- **Raw data**
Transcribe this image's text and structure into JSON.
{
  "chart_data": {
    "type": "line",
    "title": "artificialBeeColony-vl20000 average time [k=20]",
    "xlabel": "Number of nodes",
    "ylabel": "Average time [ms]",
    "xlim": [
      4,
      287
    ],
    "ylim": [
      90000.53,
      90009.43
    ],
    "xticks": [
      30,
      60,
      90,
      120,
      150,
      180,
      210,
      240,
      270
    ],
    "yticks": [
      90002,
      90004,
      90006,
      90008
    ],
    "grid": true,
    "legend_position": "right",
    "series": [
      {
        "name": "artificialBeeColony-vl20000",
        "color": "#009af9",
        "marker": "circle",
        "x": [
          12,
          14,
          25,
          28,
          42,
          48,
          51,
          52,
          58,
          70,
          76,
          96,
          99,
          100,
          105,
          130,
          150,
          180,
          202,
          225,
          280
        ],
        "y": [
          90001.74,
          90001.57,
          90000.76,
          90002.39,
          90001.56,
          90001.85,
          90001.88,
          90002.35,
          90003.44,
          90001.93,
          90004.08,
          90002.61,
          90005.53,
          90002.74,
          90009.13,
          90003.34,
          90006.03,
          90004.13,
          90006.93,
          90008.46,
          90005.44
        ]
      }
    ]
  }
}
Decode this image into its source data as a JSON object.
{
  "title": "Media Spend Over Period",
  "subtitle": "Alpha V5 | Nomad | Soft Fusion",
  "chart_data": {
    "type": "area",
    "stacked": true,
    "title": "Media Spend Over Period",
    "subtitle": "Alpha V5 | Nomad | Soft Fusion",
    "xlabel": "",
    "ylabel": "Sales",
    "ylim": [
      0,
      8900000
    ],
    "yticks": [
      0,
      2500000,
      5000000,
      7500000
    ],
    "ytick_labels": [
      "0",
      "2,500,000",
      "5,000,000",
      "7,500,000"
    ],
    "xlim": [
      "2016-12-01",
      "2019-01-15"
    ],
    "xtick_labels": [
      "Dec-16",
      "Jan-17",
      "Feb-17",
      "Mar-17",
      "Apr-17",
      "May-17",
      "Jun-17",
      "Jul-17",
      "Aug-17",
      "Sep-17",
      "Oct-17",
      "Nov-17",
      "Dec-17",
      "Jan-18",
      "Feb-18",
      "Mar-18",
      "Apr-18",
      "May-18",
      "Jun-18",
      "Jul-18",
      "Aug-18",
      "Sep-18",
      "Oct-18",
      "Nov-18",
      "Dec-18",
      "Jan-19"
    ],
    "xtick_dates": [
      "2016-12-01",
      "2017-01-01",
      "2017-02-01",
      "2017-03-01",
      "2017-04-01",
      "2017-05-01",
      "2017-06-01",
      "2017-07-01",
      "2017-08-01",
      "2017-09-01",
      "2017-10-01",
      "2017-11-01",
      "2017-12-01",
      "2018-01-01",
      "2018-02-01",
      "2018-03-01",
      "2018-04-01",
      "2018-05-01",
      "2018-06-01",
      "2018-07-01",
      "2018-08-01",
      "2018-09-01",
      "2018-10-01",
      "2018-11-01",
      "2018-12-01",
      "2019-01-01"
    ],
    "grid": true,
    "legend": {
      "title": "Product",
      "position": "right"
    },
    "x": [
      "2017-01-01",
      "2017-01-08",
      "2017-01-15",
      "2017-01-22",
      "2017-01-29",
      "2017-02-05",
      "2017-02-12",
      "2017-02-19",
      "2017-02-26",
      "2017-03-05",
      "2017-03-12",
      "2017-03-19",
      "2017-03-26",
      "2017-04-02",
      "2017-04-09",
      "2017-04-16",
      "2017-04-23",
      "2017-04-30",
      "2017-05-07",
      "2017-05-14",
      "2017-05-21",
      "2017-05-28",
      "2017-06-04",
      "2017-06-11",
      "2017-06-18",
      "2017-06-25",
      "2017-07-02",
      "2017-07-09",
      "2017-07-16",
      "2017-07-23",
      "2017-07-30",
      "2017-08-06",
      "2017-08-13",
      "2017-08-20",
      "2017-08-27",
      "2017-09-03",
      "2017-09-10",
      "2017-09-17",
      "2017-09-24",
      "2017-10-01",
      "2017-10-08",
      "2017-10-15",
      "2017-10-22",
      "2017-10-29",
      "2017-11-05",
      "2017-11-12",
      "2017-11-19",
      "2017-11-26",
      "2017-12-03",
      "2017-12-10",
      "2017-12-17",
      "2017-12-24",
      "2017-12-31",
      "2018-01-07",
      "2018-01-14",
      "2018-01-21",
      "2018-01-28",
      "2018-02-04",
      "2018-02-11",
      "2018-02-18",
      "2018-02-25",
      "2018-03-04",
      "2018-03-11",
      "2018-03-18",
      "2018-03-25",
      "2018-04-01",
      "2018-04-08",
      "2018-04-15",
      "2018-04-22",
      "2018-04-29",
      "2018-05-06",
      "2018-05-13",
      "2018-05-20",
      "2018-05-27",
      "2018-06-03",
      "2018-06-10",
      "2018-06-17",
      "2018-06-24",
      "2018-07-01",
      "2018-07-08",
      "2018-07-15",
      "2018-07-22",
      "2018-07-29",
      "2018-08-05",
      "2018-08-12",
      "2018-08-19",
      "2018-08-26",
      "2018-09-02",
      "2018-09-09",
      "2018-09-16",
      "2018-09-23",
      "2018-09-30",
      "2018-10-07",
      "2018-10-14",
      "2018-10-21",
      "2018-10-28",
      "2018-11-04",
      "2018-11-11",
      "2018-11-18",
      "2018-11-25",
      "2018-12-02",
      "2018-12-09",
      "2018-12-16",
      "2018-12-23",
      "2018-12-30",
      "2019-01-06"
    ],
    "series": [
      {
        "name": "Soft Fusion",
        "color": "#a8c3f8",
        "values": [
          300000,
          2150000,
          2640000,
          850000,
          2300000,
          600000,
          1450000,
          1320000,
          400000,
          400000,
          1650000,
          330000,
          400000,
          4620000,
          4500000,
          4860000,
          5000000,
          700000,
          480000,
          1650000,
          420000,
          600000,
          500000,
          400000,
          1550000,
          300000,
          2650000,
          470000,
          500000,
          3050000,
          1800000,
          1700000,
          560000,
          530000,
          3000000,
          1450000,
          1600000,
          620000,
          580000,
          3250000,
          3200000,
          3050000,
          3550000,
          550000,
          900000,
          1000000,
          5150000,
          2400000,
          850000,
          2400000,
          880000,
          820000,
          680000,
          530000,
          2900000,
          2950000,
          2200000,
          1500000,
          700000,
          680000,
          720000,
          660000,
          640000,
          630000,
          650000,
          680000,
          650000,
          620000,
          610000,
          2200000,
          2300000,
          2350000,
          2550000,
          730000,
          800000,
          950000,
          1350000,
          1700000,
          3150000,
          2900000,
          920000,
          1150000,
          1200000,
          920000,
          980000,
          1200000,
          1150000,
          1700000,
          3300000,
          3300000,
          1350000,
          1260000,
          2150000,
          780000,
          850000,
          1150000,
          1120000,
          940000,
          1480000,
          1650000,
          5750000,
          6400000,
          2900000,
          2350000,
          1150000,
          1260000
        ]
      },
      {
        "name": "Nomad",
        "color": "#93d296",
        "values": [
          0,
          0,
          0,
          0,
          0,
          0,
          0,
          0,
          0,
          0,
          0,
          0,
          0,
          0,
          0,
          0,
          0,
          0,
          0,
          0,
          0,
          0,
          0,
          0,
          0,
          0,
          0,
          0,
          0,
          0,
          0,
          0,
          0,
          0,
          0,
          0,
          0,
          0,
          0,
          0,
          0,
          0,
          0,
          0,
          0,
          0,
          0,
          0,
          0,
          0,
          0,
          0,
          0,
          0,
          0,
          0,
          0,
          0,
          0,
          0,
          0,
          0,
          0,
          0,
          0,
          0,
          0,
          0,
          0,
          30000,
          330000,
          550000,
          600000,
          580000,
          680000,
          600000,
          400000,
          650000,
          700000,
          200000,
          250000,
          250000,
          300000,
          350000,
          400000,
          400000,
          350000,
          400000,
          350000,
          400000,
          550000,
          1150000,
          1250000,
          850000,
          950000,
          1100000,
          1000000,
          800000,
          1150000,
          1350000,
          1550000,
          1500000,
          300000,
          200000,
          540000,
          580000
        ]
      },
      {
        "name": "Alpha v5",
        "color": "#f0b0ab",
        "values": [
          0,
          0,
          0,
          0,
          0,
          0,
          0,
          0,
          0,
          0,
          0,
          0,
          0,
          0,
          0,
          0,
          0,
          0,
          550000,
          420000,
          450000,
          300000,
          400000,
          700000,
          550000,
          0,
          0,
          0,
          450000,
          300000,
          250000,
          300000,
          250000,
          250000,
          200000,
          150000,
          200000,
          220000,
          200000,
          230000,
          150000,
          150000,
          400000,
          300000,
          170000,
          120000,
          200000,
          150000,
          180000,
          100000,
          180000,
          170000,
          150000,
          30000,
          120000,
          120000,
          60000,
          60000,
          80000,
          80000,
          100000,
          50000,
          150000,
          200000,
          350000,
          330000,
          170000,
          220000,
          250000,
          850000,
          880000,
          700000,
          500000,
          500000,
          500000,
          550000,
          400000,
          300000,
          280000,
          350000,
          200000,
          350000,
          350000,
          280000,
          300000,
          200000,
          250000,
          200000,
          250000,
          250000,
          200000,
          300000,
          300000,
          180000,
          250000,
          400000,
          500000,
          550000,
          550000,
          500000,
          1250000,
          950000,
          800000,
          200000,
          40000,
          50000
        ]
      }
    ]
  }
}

- **Exercise task**
Search the data for "artificialBeeColony". Copy every matching line.

- **The solution**
    "title": "artificialBeeColony-vl20000 average time [k=20]",
        "name": "artificialBeeColony-vl20000",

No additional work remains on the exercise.